Exercise prompt:
What number of lines contain the word "pilotage"? Reply with the number and nothing else.

Dataset items:
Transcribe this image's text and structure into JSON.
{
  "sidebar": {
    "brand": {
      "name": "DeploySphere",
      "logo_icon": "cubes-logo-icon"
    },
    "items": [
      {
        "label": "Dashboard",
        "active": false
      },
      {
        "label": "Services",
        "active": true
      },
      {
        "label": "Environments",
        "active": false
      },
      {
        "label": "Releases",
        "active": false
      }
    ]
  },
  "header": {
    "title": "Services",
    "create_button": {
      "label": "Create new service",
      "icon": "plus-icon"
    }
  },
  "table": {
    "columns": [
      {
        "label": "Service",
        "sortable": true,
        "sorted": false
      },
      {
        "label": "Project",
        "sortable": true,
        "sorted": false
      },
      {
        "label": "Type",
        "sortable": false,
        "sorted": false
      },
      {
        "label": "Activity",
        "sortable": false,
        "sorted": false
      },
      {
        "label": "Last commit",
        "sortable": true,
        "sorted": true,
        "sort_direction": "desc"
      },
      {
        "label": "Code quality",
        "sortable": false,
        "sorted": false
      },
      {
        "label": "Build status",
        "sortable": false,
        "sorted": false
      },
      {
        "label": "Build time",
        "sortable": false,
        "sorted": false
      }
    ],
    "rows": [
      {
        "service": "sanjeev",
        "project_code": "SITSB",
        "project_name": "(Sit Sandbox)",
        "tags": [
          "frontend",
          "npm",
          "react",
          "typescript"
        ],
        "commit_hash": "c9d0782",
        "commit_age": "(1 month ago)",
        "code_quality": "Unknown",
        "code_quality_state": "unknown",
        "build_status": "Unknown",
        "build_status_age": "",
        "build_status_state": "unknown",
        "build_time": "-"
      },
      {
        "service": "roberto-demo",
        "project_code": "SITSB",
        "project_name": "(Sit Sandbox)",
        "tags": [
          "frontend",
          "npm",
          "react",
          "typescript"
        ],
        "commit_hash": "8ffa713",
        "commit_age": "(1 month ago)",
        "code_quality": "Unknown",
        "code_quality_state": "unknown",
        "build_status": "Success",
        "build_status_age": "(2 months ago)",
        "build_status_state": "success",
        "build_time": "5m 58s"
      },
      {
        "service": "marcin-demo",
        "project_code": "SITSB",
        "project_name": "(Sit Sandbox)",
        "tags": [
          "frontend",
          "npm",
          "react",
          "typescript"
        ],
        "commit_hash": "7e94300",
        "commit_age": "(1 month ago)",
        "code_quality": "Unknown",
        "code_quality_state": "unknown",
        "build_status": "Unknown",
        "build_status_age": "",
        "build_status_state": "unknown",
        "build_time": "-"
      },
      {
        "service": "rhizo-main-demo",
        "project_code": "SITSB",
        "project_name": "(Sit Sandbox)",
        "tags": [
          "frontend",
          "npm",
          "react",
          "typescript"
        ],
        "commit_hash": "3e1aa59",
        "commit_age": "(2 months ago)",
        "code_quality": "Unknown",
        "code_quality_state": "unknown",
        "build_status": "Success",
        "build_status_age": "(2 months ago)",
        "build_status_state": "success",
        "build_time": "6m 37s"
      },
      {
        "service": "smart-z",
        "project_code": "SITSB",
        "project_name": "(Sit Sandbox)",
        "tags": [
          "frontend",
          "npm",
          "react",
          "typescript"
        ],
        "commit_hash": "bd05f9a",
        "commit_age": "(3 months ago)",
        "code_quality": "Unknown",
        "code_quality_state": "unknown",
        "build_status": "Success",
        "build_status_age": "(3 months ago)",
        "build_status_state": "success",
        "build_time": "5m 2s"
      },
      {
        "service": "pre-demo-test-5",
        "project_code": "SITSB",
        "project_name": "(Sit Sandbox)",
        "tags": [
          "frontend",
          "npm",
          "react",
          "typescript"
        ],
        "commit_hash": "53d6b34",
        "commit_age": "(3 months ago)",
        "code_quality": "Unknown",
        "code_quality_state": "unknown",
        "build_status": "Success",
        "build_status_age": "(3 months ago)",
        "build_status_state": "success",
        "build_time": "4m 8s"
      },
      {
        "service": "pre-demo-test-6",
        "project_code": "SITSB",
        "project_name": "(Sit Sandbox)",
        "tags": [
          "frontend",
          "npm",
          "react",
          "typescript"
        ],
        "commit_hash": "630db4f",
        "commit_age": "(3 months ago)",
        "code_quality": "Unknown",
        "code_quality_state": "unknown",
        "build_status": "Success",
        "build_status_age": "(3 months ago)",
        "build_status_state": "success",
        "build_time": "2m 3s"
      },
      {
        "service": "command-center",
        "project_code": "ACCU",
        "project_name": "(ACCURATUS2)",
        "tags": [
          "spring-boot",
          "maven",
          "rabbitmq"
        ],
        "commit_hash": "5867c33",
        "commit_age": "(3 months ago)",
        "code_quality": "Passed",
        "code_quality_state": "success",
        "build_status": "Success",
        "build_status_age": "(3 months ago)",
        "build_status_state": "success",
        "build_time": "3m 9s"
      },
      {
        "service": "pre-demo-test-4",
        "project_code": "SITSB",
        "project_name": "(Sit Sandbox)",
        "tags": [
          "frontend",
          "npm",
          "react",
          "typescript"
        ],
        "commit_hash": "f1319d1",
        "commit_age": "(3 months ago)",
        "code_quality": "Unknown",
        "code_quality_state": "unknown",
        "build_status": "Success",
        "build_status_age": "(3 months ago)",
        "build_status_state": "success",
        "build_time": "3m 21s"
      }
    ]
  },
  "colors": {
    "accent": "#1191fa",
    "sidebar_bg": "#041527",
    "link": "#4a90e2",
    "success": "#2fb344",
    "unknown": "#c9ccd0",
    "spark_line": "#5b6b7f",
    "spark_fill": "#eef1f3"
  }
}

---

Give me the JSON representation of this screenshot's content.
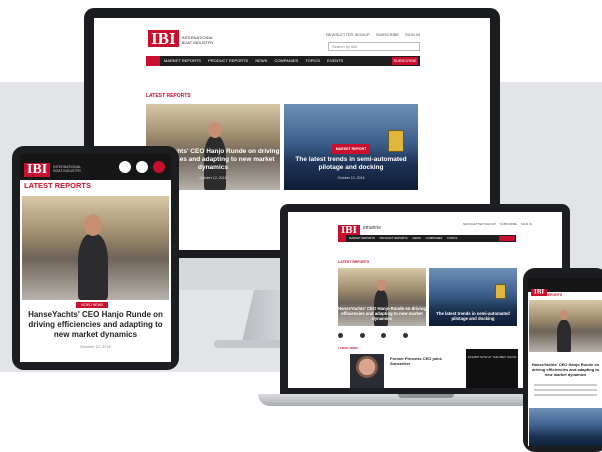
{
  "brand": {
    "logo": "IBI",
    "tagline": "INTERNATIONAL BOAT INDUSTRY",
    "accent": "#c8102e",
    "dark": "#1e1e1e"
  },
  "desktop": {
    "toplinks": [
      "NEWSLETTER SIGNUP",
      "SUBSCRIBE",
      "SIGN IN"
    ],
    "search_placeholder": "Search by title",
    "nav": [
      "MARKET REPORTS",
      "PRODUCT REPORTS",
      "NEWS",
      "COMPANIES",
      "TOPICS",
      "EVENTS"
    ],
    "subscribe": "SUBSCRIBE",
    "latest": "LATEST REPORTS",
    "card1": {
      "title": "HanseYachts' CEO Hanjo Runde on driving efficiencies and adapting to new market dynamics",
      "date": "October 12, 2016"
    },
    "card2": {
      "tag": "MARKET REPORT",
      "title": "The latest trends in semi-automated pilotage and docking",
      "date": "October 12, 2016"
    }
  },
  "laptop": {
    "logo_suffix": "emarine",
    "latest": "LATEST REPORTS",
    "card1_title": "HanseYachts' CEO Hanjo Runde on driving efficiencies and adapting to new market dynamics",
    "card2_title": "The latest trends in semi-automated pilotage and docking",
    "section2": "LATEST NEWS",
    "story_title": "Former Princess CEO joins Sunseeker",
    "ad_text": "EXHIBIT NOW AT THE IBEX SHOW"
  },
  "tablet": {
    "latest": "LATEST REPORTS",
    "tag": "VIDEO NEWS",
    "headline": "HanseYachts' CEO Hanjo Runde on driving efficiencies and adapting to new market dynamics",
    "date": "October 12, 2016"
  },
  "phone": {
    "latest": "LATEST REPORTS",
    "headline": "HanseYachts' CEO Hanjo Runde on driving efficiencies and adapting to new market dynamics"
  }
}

...

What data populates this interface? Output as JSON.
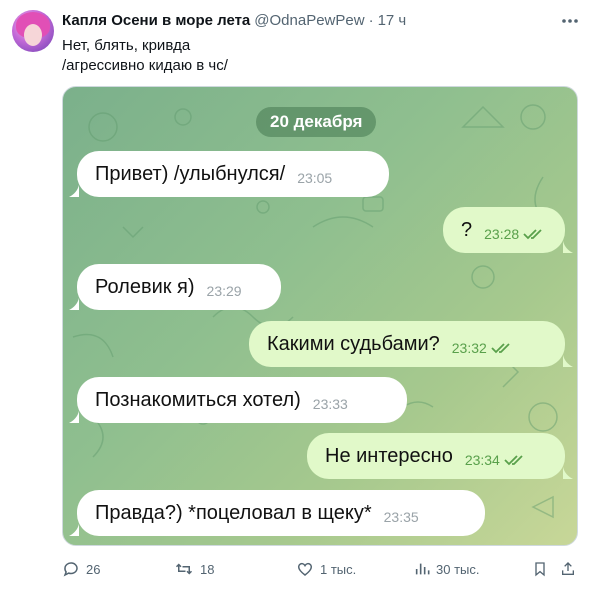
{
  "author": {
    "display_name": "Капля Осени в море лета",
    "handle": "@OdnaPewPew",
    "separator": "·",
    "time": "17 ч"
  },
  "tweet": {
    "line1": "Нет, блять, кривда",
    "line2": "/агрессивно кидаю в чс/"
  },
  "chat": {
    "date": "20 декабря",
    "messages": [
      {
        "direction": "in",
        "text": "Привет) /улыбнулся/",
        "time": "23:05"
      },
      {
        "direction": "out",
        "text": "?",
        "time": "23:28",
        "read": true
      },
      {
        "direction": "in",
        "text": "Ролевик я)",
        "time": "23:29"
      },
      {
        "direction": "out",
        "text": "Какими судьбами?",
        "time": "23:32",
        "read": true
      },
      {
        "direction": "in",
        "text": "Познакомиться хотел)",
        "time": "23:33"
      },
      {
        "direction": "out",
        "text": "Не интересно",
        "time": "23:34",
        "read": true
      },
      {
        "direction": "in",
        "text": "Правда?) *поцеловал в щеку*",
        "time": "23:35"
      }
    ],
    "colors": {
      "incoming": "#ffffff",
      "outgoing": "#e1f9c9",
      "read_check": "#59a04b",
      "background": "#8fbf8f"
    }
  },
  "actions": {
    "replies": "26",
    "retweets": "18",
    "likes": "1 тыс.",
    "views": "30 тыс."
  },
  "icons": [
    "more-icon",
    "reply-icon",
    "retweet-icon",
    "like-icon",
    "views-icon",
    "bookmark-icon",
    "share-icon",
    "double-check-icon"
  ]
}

Output of the exercise:
2